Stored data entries
━━━━━━━━

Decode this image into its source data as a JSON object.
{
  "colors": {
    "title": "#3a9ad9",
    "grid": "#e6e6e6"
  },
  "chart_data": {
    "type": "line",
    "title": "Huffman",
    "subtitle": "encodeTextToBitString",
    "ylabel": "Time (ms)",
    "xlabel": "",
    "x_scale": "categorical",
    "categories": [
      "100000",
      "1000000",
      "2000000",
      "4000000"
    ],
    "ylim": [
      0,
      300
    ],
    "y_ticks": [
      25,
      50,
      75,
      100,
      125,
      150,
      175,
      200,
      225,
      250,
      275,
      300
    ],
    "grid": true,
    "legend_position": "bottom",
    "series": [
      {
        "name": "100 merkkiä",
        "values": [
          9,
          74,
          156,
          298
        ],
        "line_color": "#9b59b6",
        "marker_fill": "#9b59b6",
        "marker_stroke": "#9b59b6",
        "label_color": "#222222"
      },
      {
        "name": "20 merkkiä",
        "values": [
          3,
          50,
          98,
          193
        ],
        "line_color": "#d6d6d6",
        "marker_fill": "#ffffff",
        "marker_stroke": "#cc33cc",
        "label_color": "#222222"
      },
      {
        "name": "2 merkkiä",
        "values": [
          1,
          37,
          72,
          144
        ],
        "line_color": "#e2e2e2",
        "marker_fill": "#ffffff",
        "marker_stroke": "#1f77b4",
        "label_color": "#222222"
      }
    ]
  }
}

━━━━━━━━

-- EXERCISE DESCRIPTION --
Go over the records above and tally the lines with the word "name" in them. Give the number alone.

-- ANSWER TO THIS PROBLEM --
3